Another example: NMR quantum computing was sometimes hyped in the early 2000s as well – you’d hear “10-qubit quantum computer built”, but the context (liquid NMR, no entanglement) wouldn’t make it into the headlines. The vendor/industrial perspective tends to gloss over the fine print that we in academia fuss over (like what constitutes a “qubit” or whether the system is truly quantum as opposed to analog classical). On the flip side, academics can be overly cautious in language, which might undersell progress. I try to maintain a balance in my own mind.
The good news is that despite occasional hype, the trend is positive. We are hitting the milestones that were laid out in roadmaps like the ARDA Quantum Computing Roadmap of 2002. We have gone from single-qubit demos (1990s) to two-qubit gates (early 2000s) to >5 qubit entanglement (mid-2000s), and even simple quantum error correction (now). The next milestones on the horizon are perhaps ~10-20 qubit systems that are fully controllable. I’d say we’re still at the vacuum-tube era of quantum computing, maybe akin to where classical computing was in the 1940s or early 50s. There’s a long way to go to reach the solid-state transistor era (let alone integrated circuits). But lots of smart people and significant funding are now directed at this challenge. Governments are investing (e.g., the EU and US have quantum information initiatives, and labs like Los Alamos, NIST, Sandia, etc., are heavily involved). Big companies like IBM and HP have small teams too (IBM had been quiet after the NMR work, but rumor has it they’re looking at superconducting qubits again; Microsoft is betting on exotic topological qubits).

Check your understanding ::
**1)** In the passage on quantum computing hype and progress, which roadmap's milestones does the writer say are now being reached?
**2)** Write the next part of the passage on quantum computing hype and progress, picking up after its final sentence.
The listing comes from a separate source.

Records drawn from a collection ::
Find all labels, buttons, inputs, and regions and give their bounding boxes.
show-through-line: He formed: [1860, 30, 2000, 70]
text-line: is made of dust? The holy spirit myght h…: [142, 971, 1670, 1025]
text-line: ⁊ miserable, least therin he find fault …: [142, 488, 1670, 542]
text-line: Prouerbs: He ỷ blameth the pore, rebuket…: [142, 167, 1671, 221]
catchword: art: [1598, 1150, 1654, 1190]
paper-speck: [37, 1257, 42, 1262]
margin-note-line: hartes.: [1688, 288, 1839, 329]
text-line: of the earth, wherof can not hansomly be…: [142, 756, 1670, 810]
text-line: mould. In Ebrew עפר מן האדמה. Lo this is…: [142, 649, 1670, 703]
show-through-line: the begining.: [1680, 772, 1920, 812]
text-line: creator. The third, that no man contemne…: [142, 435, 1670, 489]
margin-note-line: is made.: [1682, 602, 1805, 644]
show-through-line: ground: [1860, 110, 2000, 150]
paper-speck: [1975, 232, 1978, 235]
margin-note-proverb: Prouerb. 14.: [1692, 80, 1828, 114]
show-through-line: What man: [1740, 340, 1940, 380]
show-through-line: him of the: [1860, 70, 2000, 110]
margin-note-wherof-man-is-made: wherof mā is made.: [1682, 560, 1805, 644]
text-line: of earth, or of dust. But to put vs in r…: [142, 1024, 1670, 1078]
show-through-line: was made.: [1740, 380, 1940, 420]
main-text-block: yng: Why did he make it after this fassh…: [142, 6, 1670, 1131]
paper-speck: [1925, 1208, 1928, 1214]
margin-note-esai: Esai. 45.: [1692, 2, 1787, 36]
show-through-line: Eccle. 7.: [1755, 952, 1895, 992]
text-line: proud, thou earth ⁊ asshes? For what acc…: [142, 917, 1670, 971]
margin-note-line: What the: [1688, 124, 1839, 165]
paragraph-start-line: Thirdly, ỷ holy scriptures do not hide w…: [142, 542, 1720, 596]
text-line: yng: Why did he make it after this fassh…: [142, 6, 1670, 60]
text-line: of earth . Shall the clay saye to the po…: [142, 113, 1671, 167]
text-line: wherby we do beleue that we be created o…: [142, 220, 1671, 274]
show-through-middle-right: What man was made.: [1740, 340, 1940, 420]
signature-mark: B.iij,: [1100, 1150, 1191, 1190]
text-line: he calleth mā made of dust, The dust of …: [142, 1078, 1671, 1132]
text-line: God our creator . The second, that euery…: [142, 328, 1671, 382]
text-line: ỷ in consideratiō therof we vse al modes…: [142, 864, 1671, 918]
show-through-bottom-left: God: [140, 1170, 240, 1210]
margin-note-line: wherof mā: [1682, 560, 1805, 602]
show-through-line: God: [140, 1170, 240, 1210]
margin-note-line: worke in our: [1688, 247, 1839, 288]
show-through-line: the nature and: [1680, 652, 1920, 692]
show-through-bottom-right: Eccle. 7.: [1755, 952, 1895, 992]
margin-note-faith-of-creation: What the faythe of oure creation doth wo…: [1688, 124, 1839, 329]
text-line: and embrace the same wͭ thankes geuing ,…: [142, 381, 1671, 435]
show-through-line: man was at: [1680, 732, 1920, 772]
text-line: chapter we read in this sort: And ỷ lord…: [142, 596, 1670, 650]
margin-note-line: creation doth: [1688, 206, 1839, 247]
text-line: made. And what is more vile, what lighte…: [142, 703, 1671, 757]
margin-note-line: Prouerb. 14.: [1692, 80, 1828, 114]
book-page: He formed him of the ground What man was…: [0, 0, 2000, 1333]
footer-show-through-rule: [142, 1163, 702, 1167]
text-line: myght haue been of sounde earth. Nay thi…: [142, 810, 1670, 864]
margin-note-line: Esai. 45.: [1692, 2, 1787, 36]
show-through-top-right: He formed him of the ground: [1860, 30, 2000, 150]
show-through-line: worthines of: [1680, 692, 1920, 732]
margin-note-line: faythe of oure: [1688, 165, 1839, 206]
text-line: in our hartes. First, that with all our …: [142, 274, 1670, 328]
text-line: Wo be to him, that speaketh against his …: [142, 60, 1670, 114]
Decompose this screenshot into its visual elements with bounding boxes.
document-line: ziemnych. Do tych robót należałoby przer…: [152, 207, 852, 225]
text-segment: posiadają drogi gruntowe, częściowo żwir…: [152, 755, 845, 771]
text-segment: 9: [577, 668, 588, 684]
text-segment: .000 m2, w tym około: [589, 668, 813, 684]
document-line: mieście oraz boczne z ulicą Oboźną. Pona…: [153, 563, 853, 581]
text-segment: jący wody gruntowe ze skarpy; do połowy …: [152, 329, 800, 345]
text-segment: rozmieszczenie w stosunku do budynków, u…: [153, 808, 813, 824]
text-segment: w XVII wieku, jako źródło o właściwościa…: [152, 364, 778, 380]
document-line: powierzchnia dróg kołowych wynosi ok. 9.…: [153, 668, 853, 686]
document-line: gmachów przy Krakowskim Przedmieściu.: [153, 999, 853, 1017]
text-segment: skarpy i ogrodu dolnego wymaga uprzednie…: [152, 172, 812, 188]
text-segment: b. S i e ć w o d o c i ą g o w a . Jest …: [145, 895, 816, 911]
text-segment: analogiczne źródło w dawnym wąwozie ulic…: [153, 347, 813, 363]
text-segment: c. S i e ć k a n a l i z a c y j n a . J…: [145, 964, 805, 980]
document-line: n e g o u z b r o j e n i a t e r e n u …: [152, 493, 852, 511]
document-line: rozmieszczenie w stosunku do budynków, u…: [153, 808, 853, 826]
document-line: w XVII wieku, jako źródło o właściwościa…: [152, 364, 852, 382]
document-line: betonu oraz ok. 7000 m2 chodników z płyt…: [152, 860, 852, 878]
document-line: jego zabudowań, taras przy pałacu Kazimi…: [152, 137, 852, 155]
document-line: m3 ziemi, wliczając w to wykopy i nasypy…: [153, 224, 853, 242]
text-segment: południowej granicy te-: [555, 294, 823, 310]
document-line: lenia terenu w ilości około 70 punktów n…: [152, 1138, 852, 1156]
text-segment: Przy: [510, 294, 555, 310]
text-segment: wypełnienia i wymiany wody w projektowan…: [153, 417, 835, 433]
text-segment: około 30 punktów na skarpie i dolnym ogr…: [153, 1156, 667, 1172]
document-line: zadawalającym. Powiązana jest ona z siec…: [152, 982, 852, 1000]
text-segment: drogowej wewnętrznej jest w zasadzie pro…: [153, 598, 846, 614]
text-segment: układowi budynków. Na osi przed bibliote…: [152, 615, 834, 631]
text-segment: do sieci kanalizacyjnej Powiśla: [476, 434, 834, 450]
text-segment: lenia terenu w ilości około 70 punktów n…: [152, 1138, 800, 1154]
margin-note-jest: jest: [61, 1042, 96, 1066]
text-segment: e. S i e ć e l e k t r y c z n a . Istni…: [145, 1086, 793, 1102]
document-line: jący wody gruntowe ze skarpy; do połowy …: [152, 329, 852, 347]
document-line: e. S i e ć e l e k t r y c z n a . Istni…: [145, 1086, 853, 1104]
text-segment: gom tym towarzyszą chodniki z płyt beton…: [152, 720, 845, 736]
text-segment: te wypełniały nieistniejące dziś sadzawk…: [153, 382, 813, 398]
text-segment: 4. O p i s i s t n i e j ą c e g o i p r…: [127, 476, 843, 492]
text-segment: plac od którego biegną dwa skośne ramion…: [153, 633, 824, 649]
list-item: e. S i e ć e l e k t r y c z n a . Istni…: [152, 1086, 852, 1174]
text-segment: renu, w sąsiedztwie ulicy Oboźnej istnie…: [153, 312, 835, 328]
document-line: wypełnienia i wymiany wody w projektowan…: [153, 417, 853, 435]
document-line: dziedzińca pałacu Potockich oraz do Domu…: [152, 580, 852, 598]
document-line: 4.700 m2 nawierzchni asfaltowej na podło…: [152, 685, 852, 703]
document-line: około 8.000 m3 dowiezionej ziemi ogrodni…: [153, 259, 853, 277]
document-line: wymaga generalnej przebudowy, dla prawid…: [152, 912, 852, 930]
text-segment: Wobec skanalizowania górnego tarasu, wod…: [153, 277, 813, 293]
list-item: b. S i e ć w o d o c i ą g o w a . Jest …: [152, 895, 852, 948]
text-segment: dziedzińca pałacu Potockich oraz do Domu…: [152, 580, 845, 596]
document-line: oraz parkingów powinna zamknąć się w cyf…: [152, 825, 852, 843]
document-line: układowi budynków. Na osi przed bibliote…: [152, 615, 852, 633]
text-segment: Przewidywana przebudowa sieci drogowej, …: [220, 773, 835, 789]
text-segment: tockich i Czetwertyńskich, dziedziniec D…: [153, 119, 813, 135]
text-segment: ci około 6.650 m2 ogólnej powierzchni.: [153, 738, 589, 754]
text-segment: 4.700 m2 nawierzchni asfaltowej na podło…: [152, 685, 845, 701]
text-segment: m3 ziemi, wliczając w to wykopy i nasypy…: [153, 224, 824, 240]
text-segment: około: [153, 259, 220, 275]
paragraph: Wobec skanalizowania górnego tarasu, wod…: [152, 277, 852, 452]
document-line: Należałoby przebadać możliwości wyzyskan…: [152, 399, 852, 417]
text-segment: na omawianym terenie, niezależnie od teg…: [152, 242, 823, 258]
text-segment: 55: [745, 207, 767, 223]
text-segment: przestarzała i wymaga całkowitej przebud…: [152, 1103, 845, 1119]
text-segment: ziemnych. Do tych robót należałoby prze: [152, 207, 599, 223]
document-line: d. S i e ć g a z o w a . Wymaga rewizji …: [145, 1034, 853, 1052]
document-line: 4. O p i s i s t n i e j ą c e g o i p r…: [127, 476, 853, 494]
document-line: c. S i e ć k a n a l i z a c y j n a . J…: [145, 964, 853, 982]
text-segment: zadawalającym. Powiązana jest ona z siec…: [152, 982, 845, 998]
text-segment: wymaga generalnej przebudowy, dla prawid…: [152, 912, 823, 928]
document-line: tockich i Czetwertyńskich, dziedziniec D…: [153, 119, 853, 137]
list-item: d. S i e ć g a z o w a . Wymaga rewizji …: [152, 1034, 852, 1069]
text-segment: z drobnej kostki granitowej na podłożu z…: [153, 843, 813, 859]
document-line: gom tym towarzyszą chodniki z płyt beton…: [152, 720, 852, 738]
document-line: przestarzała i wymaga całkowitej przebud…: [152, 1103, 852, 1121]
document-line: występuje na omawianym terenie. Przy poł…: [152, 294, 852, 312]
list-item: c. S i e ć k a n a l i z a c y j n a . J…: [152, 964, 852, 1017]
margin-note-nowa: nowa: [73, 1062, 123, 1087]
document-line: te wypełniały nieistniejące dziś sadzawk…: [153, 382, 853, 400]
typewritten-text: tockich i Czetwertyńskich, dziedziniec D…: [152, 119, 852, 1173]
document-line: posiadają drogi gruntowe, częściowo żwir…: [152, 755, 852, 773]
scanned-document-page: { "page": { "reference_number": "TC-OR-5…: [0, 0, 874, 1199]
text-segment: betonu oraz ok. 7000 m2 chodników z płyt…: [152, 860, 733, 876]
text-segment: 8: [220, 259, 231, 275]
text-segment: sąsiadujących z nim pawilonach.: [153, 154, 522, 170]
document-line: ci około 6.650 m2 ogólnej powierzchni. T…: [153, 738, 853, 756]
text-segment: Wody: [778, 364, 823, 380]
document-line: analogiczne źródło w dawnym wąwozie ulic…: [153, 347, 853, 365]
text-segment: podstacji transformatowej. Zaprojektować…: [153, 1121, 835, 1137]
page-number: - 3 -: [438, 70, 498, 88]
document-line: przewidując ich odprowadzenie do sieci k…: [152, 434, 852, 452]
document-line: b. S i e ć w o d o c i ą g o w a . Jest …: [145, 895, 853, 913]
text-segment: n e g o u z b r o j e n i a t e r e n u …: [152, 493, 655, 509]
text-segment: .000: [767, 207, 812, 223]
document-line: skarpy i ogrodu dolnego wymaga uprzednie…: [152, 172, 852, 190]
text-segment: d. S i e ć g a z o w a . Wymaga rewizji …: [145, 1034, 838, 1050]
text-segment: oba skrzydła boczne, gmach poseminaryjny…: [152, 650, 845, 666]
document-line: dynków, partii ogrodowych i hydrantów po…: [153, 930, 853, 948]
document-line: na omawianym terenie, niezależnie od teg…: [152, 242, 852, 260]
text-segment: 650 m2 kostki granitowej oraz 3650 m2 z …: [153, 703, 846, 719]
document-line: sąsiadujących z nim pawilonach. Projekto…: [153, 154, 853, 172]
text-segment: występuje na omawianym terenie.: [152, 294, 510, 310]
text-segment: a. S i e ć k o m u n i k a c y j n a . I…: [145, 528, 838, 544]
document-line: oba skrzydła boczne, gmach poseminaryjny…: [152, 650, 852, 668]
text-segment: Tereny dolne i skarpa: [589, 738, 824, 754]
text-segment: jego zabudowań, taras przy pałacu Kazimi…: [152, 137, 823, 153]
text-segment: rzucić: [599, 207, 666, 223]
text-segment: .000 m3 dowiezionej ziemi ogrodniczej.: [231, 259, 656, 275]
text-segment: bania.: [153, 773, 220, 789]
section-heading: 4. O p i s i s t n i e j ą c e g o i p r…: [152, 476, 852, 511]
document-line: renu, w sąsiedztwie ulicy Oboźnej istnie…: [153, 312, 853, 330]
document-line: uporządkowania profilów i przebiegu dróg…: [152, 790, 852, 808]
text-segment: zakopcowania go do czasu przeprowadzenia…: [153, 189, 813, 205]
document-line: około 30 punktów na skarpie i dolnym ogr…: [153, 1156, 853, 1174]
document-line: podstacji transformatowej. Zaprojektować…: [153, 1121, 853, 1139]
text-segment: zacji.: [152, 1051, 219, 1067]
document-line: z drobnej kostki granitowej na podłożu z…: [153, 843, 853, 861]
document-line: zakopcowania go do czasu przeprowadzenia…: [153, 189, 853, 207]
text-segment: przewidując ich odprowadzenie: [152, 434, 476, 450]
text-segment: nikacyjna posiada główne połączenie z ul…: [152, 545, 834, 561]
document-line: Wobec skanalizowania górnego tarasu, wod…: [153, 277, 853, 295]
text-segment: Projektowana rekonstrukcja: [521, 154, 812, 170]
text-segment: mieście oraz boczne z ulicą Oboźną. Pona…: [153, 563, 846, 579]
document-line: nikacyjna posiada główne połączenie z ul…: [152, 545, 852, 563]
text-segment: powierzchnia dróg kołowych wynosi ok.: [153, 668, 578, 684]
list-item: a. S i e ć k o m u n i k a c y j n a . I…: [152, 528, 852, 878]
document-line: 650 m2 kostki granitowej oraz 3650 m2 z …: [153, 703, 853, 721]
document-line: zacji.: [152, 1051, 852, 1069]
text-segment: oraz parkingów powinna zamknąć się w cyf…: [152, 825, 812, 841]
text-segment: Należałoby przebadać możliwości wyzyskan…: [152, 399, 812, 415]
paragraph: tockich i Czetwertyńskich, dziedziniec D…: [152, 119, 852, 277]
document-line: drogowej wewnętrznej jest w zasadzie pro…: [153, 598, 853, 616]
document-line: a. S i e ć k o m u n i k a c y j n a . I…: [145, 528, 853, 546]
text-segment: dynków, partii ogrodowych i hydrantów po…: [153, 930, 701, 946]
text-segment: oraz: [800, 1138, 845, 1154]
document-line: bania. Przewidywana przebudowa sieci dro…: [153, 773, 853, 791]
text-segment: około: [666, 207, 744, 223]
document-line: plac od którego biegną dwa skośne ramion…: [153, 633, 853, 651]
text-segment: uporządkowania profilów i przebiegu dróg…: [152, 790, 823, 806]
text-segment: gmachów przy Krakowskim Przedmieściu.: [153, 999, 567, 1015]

Answers to this exercise ::
**1)** The ARDA Quantum Computing Roadmap of 2002.

**2)**
In summary, as 2006 ends I remain confident yet realistic. We’ve seen genuine, hard-won progress in quantum hardware: superconducting circuits entangling, ions scaling up with superb control, photons performing logic, and even completely different technologies proving their quantum chops. We’ve also seen that each platform has serious challenges to overcome – none is a silver bullet in the near term. The dream of a large-scale quantum computer is alive and well, but the timeline should be thought of in decades, not years.